Exercise prompt: Using the records that follow, copy every line containing the word "меня".

====== Input

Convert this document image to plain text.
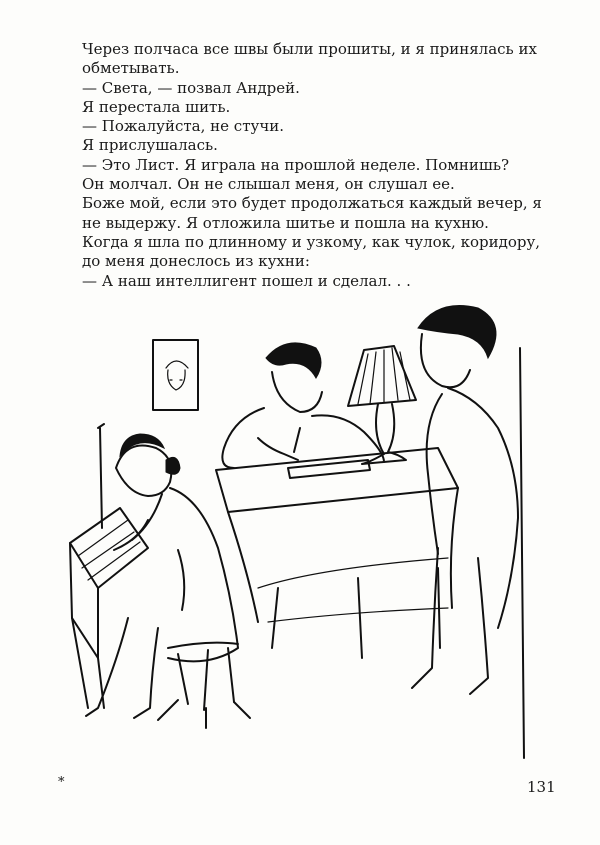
Через полчаса все швы были прошиты, и я принялась их
обметывать.
— Света, — позвал Андрей.
Я перестала шить.
— Пожалуйста, не стучи.
Я прислушалась.
— Это Лист. Я играла на прошлой неделе. Помнишь?
Он молчал. Он не слышал меня, он слушал ее.
Боже мой, если это будет продолжаться каждый вечер, я
не выдержу. Я отложила шитье и пошла на кухню.
Когда я шла по длинному и узкому, как чулок, коридору,
до меня донеслось из кухни:
— А наш интеллигент пошел и сделал. . .
*	131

============

Correct answer:
Он молчал. Он не слышал меня, он слушал ее.
до меня донеслось из кухни:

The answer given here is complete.